## TASK DESCRIPTION
Word for word, restate every line of the material.
***** DATASET
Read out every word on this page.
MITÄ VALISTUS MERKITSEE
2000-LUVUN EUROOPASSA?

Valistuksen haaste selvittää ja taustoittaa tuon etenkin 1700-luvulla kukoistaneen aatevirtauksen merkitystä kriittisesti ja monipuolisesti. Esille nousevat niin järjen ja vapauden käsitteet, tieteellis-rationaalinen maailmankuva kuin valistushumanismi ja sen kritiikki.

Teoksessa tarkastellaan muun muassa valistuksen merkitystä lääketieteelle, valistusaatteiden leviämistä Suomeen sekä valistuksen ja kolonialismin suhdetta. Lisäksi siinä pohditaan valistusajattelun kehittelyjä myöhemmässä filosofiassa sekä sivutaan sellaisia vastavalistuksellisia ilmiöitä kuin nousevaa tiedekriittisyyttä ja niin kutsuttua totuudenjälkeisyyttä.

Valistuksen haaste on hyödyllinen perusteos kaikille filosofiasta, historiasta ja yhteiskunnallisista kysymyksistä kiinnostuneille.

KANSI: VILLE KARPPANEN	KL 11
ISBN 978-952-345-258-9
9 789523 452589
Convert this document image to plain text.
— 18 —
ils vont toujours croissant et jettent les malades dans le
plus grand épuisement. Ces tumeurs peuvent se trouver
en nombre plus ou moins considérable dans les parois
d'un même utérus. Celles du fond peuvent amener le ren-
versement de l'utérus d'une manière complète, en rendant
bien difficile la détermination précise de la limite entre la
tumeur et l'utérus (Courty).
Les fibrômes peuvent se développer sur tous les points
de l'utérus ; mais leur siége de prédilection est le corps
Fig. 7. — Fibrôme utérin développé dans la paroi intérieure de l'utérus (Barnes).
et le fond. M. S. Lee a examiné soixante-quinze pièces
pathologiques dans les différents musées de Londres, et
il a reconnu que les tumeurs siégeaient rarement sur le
**********
## RESULT
Read out every word on this page.
MITÄ VALISTUS MERKITSEE
2000-LUVUN EUROOPASSA?

Valistuksen haaste selvittää ja taustoittaa tuon etenkin 1700-luvulla kukoistaneen aatevirtauksen merkitystä kriittisesti ja monipuolisesti. Esille nousevat niin järjen ja vapauden käsitteet, tieteellis-rationaalinen maailmankuva kuin valistushumanismi ja sen kritiikki.

Teoksessa tarkastellaan muun muassa valistuksen merkitystä lääketieteelle, valistusaatteiden leviämistä Suomeen sekä valistuksen ja kolonialismin suhdetta. Lisäksi siinä pohditaan valistusajattelun kehittelyjä myöhemmässä filosofiassa sekä sivutaan sellaisia vastavalistuksellisia ilmiöitä kuin nousevaa tiedekriittisyyttä ja niin kutsuttua totuudenjälkeisyyttä.

Valistuksen haaste on hyödyllinen perusteos kaikille filosofiasta, historiasta ja yhteiskunnallisista kysymyksistä kiinnostuneille.

KANSI: VILLE KARPPANEN	KL 11
ISBN 978-952-345-258-9
9 789523 452589
Convert this document image to plain text.
— 18 —
ils vont toujours croissant et jettent les malades dans le
plus grand épuisement. Ces tumeurs peuvent se trouver
en nombre plus ou moins considérable dans les parois
d'un même utérus. Celles du fond peuvent amener le ren-
versement de l'utérus d'une manière complète, en rendant
bien difficile la détermination précise de la limite entre la
tumeur et l'utérus (Courty).
Les fibrômes peuvent se développer sur tous les points
de l'utérus ; mais leur siége de prédilection est le corps
Fig. 7. — Fibrôme utérin développé dans la paroi intérieure de l'utérus (Barnes).
et le fond. M. S. Lee a examiné soixante-quinze pièces
pathologiques dans les différents musées de Londres, et
il a reconnu que les tumeurs siégeaient rarement sur le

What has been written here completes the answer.